* [GIVEN TASK]
Determine which lines contain the word "BONUS", then copy those lines.

◆ ◆ ◆ ◆ ◆ ◆ ◆

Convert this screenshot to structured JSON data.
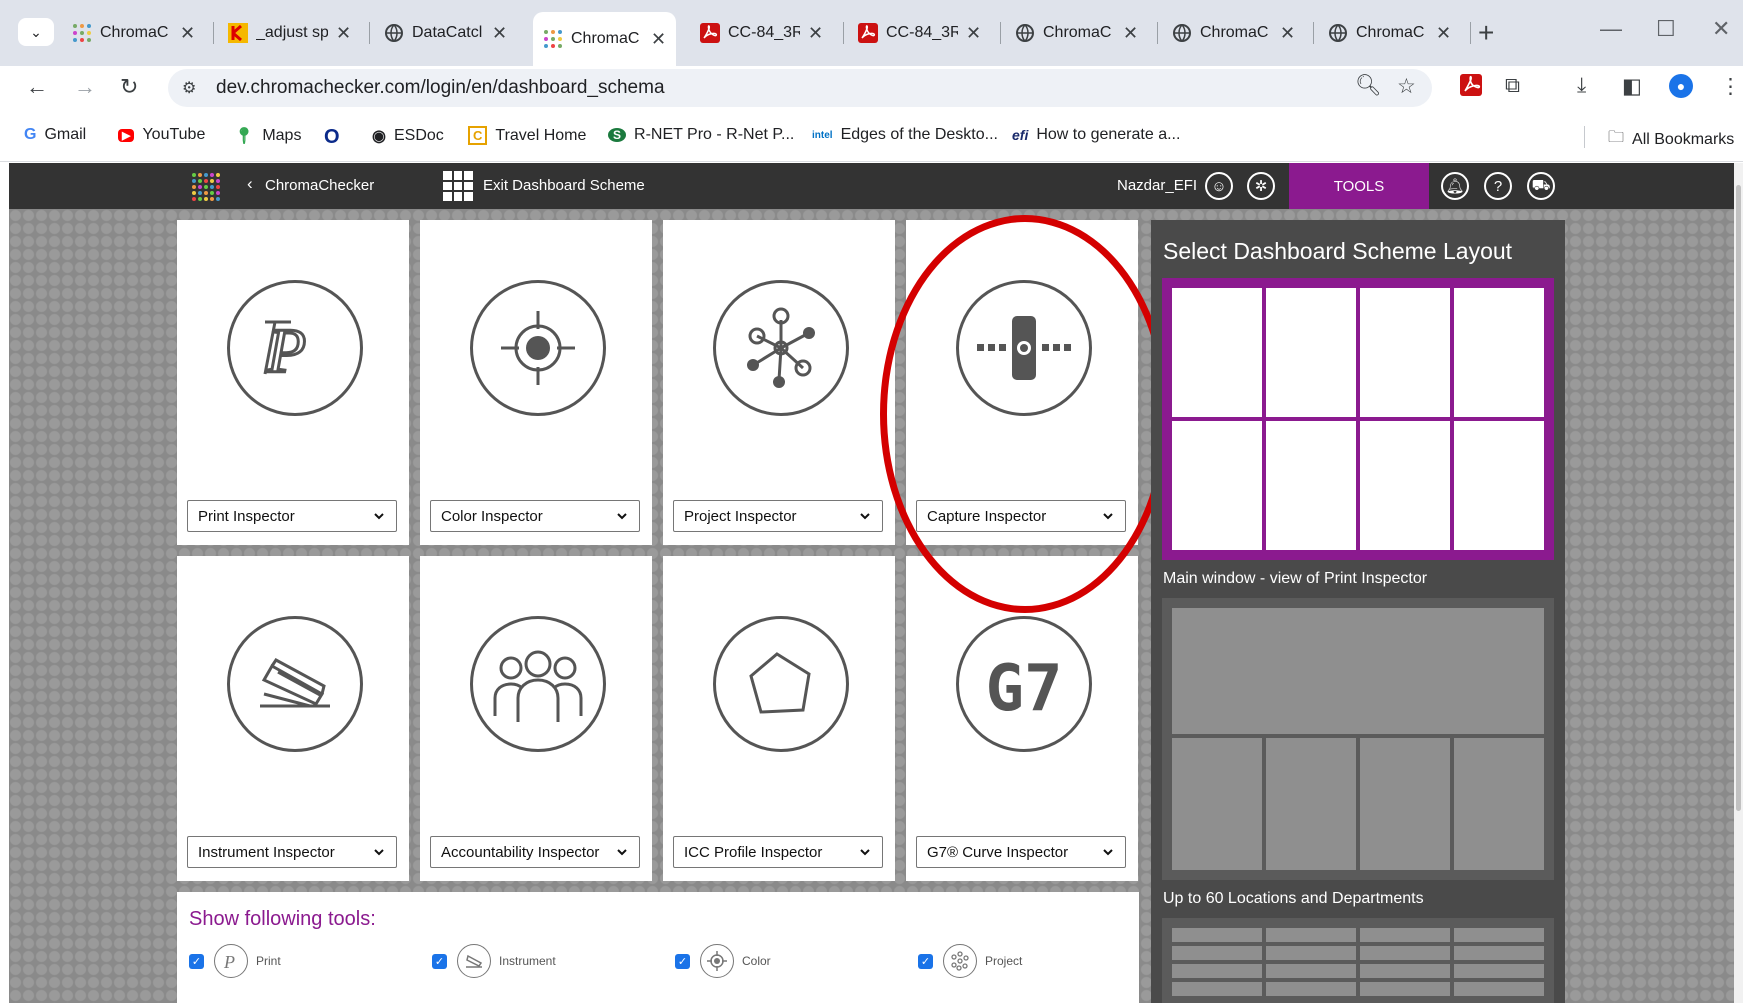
{
  "browser": {
    "tabs": [
      {
        "label": "ChromaC",
        "favicon": "chromachecker-grid-icon"
      },
      {
        "label": "_adjust sp",
        "favicon": "kodak-icon"
      },
      {
        "label": "DataCatcl",
        "favicon": "globe-icon"
      },
      {
        "label": "ChromaC",
        "favicon": "chromachecker-grid-icon",
        "active": true
      },
      {
        "label": "CC-84_3R",
        "favicon": "pdf-icon"
      },
      {
        "label": "CC-84_3R",
        "favicon": "pdf-icon"
      },
      {
        "label": "ChromaC",
        "favicon": "globe-icon"
      },
      {
        "label": "ChromaC",
        "favicon": "globe-icon"
      },
      {
        "label": "ChromaC",
        "favicon": "globe-icon"
      }
    ],
    "new_tab": "+",
    "url": "dev.chromachecker.com/login/en/dashboard_schema",
    "bookmarks": [
      {
        "label": "Gmail",
        "icon": "G"
      },
      {
        "label": "YouTube",
        "icon": "▶"
      },
      {
        "label": "Maps",
        "icon": "⬤"
      },
      {
        "label": "",
        "icon": "O"
      },
      {
        "label": "ESDoc",
        "icon": "◉"
      },
      {
        "label": "Travel Home",
        "icon": "C"
      },
      {
        "label": "R-NET Pro - R-Net P...",
        "icon": "S"
      },
      {
        "label": "Edges of the Deskto...",
        "icon": "intel"
      },
      {
        "label": "How to generate a...",
        "icon": "efi"
      }
    ],
    "all_bookmarks": "All Bookmarks"
  },
  "app": {
    "back_label": "ChromaChecker",
    "exit_label": "Exit Dashboard Scheme",
    "user": "Nazdar_EFI",
    "tools_label": "TOOLS"
  },
  "cards": [
    {
      "label": "Print Inspector",
      "icon": "print-inspector-icon"
    },
    {
      "label": "Color Inspector",
      "icon": "color-inspector-icon"
    },
    {
      "label": "Project Inspector",
      "icon": "project-inspector-icon"
    },
    {
      "label": "Capture Inspector",
      "icon": "capture-inspector-icon"
    },
    {
      "label": "Instrument Inspector",
      "icon": "instrument-inspector-icon"
    },
    {
      "label": "Accountability Inspector",
      "icon": "accountability-inspector-icon"
    },
    {
      "label": "ICC Profile Inspector",
      "icon": "icc-profile-inspector-icon"
    },
    {
      "label": "G7® Curve Inspector",
      "icon": "g7-curve-inspector-icon"
    }
  ],
  "layout_panel": {
    "title": "Select Dashboard Scheme Layout",
    "caption_1": "Main window - view of Print Inspector",
    "caption_2": "Up to 60 Locations and Departments"
  },
  "tools_panel": {
    "title": "Show following tools:",
    "items": [
      {
        "label": "Print",
        "checked": true
      },
      {
        "label": "Instrument",
        "checked": true
      },
      {
        "label": "Color",
        "checked": true
      },
      {
        "label": "Project",
        "checked": true
      }
    ]
  },
  "colors": {
    "accent": "#8b1a8f",
    "highlight": "#d40000",
    "header": "#333333"
  }
}
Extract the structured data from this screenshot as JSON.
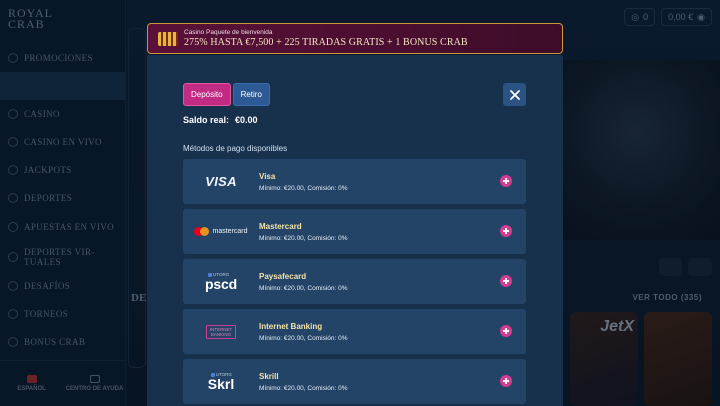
{
  "background": {
    "logo_line1": "ROYAL",
    "logo_line2": "CRAB",
    "nav": [
      "PROMOCIONES",
      "",
      "CASINO",
      "CASINO EN VIVO",
      "JACKPOTS",
      "DEPORTES",
      "APUESTAS EN VIVO",
      "DEPORTES VIR-TUALES",
      "DESAFÍOS",
      "TORNEOS",
      "BONUS CRAB"
    ],
    "bottom_left": "ESPAÑOL",
    "bottom_right": "CENTRO DE AYUDA",
    "balance_pill_1": "0",
    "balance_pill_2": "0,00 €",
    "section_title": "DE",
    "view_all": "VER TODO (335)"
  },
  "promo": {
    "small": "Casino Paquete de bienvenida",
    "big": "275% HASTA €7,500 + 225 TIRADAS GRATIS + 1 BONUS CRAB"
  },
  "modal": {
    "tab_deposit": "Depósito",
    "tab_withdraw": "Retiro",
    "balance_label": "Saldo real:",
    "balance_value": "€0.00",
    "methods_title": "Métodos de pago disponibles",
    "methods": [
      {
        "name": "Visa",
        "desc": "Mínimo: €20.00, Comisión: 0%",
        "logo": "VISA"
      },
      {
        "name": "Mastercard",
        "desc": "Mínimo: €20.00, Comisión: 0%",
        "logo": "mastercard"
      },
      {
        "name": "Paysafecard",
        "desc": "Mínimo: €20.00, Comisión: 0%",
        "logo": "pscd",
        "logo_top": "UTORG"
      },
      {
        "name": "Internet Banking",
        "desc": "Mínimo: €20.00, Comisión: 0%",
        "logo_l1": "INTERNET",
        "logo_l2": "BANKING"
      },
      {
        "name": "Skrill",
        "desc": "Mínimo: €20.00, Comisión: 0%",
        "logo": "Skrl",
        "logo_top": "UTORG"
      }
    ]
  },
  "colors": {
    "accent_pink": "#c12b84",
    "accent_blue": "#2d5a94",
    "method_bg": "#234467",
    "modal_bg": "#17304c",
    "method_name": "#f4e3a8"
  }
}
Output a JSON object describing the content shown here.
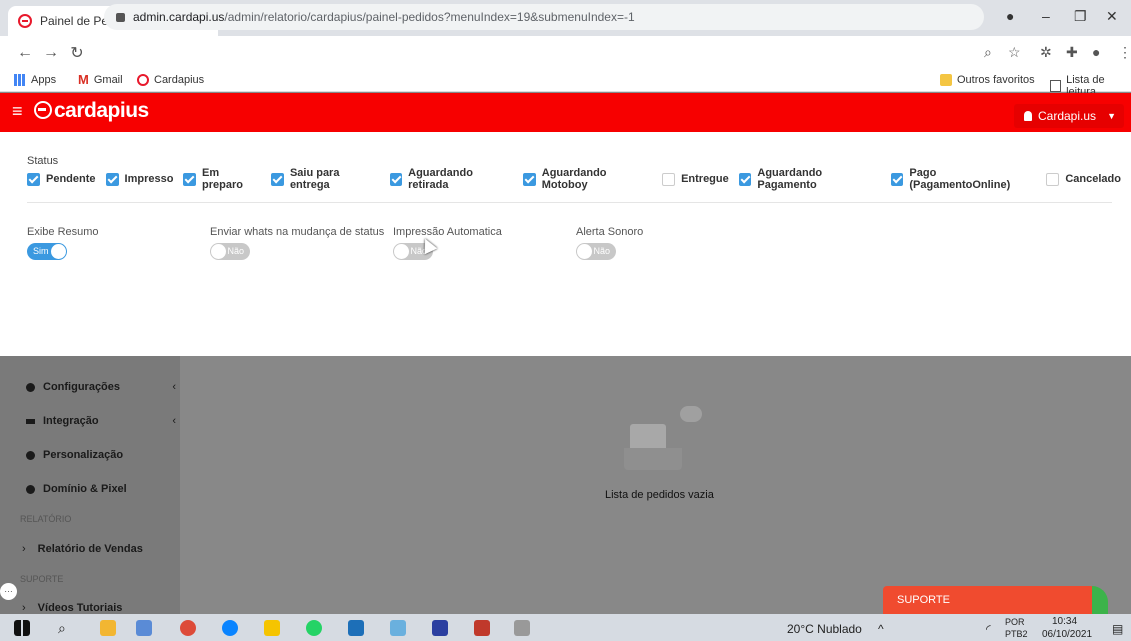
{
  "browser": {
    "tab_title": "Painel de Pedidos",
    "tab_close": "×",
    "new_tab": "+",
    "url_host": "admin.cardapi.us",
    "url_path": "/admin/relatorio/cardapius/painel-pedidos?menuIndex=19&submenuIndex=-1",
    "bookmarks": [
      "Apps",
      "Gmail",
      "Cardapius"
    ],
    "bookmarks_right": [
      "Outros favoritos",
      "Lista de leitura"
    ]
  },
  "header": {
    "logo": "cardapius",
    "user": "Cardapi.us"
  },
  "filters": {
    "status_label": "Status",
    "statuses": [
      {
        "label": "Pendente",
        "checked": true
      },
      {
        "label": "Impresso",
        "checked": true
      },
      {
        "label": "Em preparo",
        "checked": true
      },
      {
        "label": "Saiu para entrega",
        "checked": true
      },
      {
        "label": "Aguardando retirada",
        "checked": true
      },
      {
        "label": "Aguardando Motoboy",
        "checked": true
      },
      {
        "label": "Entregue",
        "checked": false
      },
      {
        "label": "Aguardando Pagamento",
        "checked": true
      },
      {
        "label": "Pago (PagamentoOnline)",
        "checked": true
      },
      {
        "label": "Cancelado",
        "checked": false
      }
    ]
  },
  "toggles": {
    "exibe_resumo": {
      "label": "Exibe Resumo",
      "value": "Sim"
    },
    "enviar_whats": {
      "label": "Enviar whats na mudança de status",
      "value": "Não"
    },
    "impressao": {
      "label": "Impressão Automatica",
      "value": "Não"
    },
    "alerta": {
      "label": "Alerta Sonoro",
      "value": "Não"
    }
  },
  "sidebar": {
    "items": [
      "Configurações",
      "Integração",
      "Personalização",
      "Domínio & Pixel"
    ],
    "section_relatorio": "RELATÓRIO",
    "relatorio_item": "Relatório de Vendas",
    "section_suporte": "SUPORTE",
    "suporte_item": "Vídeos Tutoriais"
  },
  "main": {
    "empty_text": "Lista de pedidos vazia",
    "suporte_button": "SUPORTE"
  },
  "taskbar": {
    "weather": "20°C  Nublado",
    "lang_1": "POR",
    "lang_2": "PTB2",
    "time": "10:34",
    "date": "06/10/2021"
  },
  "colors": {
    "brand_red": "#f70000",
    "checkbox_blue": "#3b99e0",
    "suporte_orange": "#f04b2f"
  }
}
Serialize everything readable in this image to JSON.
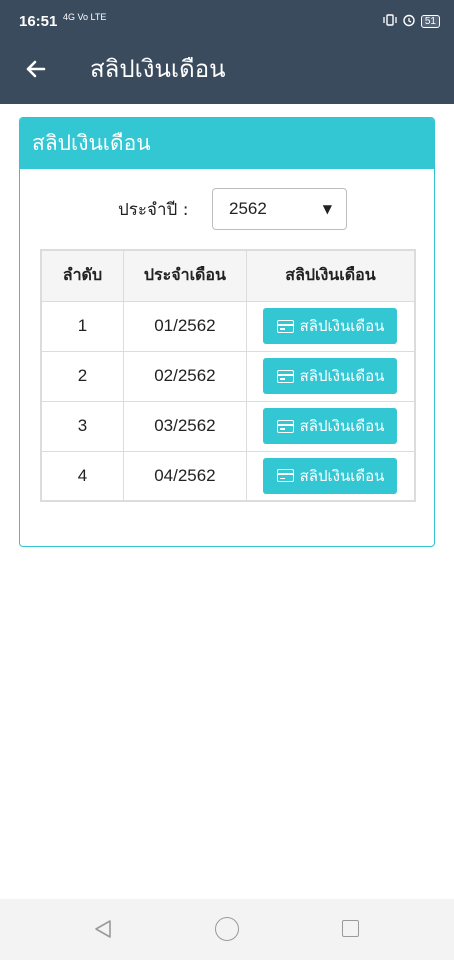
{
  "status_bar": {
    "time": "16:51",
    "network_a": "4G",
    "network_b": "Vo LTE",
    "battery": "51"
  },
  "app_bar": {
    "title": "สลิปเงินเดือน"
  },
  "card": {
    "header": "สลิปเงินเดือน",
    "year_label": "ประจำปี :",
    "year_value": "2562"
  },
  "table": {
    "headers": [
      "ลำดับ",
      "ประจำเดือน",
      "สลิปเงินเดือน"
    ],
    "rows": [
      {
        "no": "1",
        "month": "01/2562",
        "button": "สลิปเงินเดือน"
      },
      {
        "no": "2",
        "month": "02/2562",
        "button": "สลิปเงินเดือน"
      },
      {
        "no": "3",
        "month": "03/2562",
        "button": "สลิปเงินเดือน"
      },
      {
        "no": "4",
        "month": "04/2562",
        "button": "สลิปเงินเดือน"
      }
    ]
  },
  "colors": {
    "app_bar": "#3b4b5e",
    "accent": "#33c6d3"
  }
}
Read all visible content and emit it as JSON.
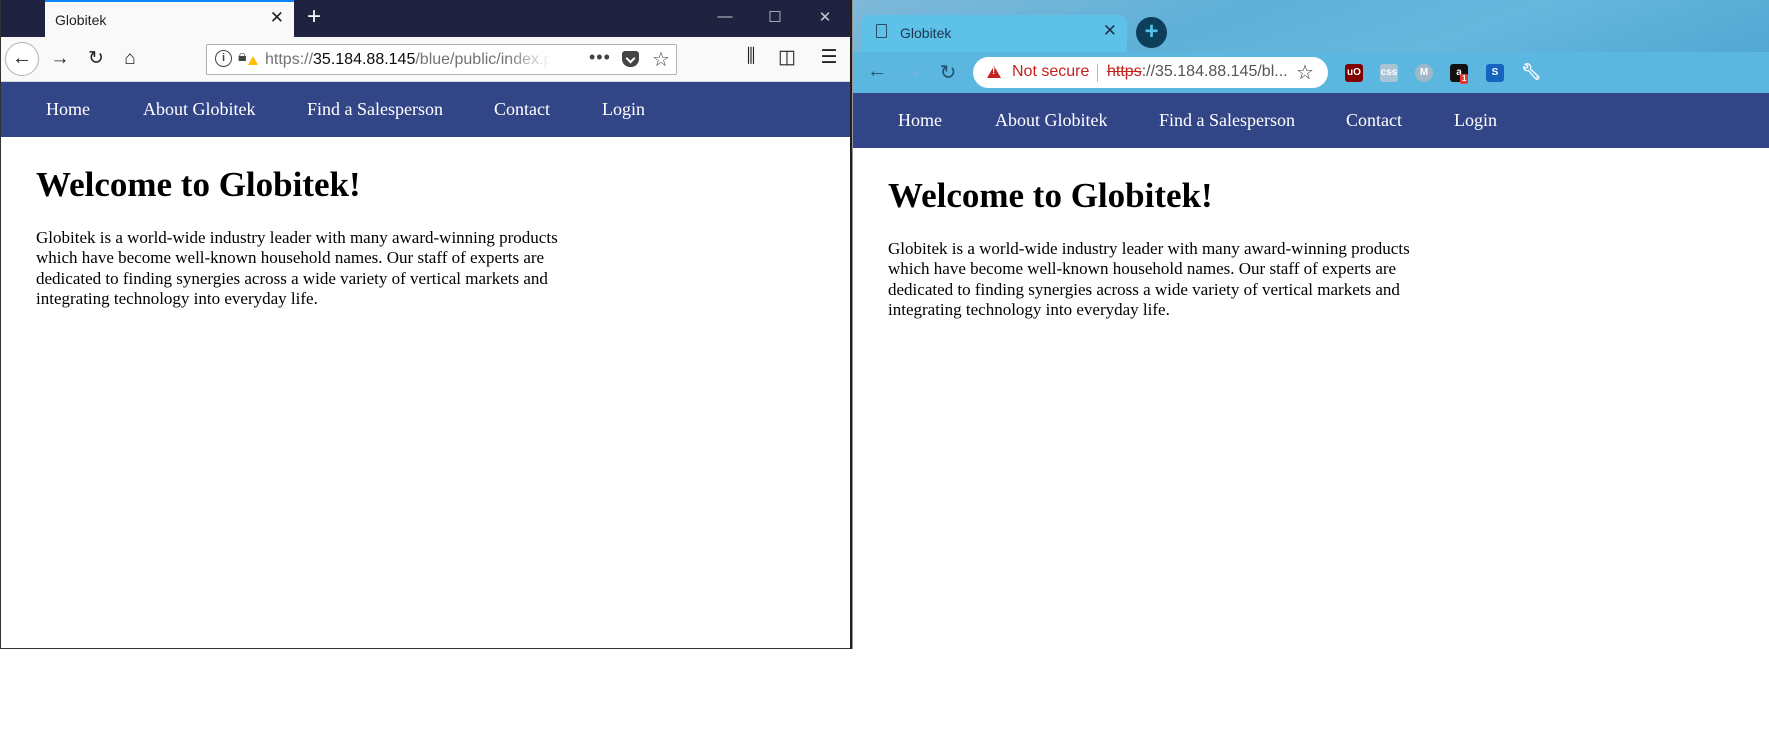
{
  "firefox": {
    "tab_title": "Globitek",
    "url_proto": "https://",
    "url_host": "35.184.88.145",
    "url_path": "/blue/public/index.p"
  },
  "chrome": {
    "tab_title": "Globitek",
    "security_label": "Not secure",
    "url_proto": "https",
    "url_rest": "://35.184.88.145/bl...",
    "ext_badge": "1"
  },
  "site": {
    "nav": [
      "Home",
      "About Globitek",
      "Find a Salesperson",
      "Contact",
      "Login"
    ],
    "heading": "Welcome to Globitek!",
    "intro": "Globitek is a world-wide industry leader with many award-winning products which have become well-known household names. Our staff of experts are dedicated to finding synergies across a wide variety of vertical markets and integrating technology into everyday life."
  },
  "colors": {
    "nav_bg": "#324587",
    "ff_titlebar": "#202340",
    "chrome_theme": "#5bb7e0",
    "not_secure": "#c5221f"
  }
}
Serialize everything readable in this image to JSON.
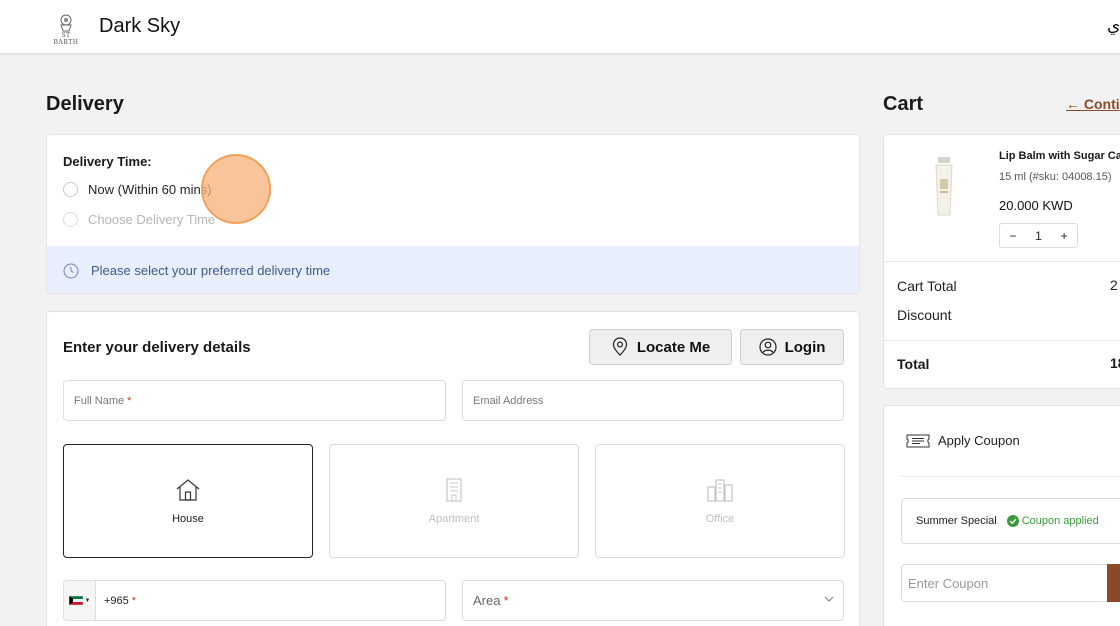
{
  "header": {
    "logo_text": "ST BARTH",
    "brand": "Dark Sky",
    "language_toggle": "ي"
  },
  "delivery": {
    "heading": "Delivery",
    "time_label": "Delivery Time:",
    "options": [
      "Now (Within 60 mins)",
      "Choose Delivery Time"
    ],
    "info_message": "Please select your preferred delivery time"
  },
  "details": {
    "title": "Enter your delivery details",
    "locate_label": "Locate Me",
    "login_label": "Login",
    "full_name_placeholder": "Full Name",
    "email_placeholder": "Email Address",
    "required_mark": "*",
    "property_types": [
      "House",
      "Apartment",
      "Office"
    ],
    "selected_property": "House",
    "phone_code": "+965",
    "area_placeholder": "Area"
  },
  "cart": {
    "heading": "Cart",
    "continue_label": "← Conti",
    "product": {
      "name": "Lip Balm with Sugar Ca",
      "sku": "15 ml (#sku: 04008.15)",
      "price": "20.000 KWD",
      "qty": "1",
      "minus": "−",
      "plus": "+"
    },
    "cart_total_label": "Cart Total",
    "cart_total_value": "2",
    "discount_label": "Discount",
    "total_label": "Total",
    "total_value": "18"
  },
  "coupon": {
    "apply_label": "Apply Coupon",
    "code_name": "Summer Special",
    "status": "Coupon applied",
    "input_placeholder": "Enter Coupon"
  },
  "colors": {
    "accent": "#8a4a2a",
    "info_bg": "#e8eefb",
    "success": "#3a9b3a"
  }
}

◆ ◆ ◆ ◆ ◆ ◆ ◆

* [TASK RESULT]
      "BONUS CRAB"
    "big": "275% HASTA €7,500 + 225 TIRADAS GRATIS + 1 BONUS CRAB"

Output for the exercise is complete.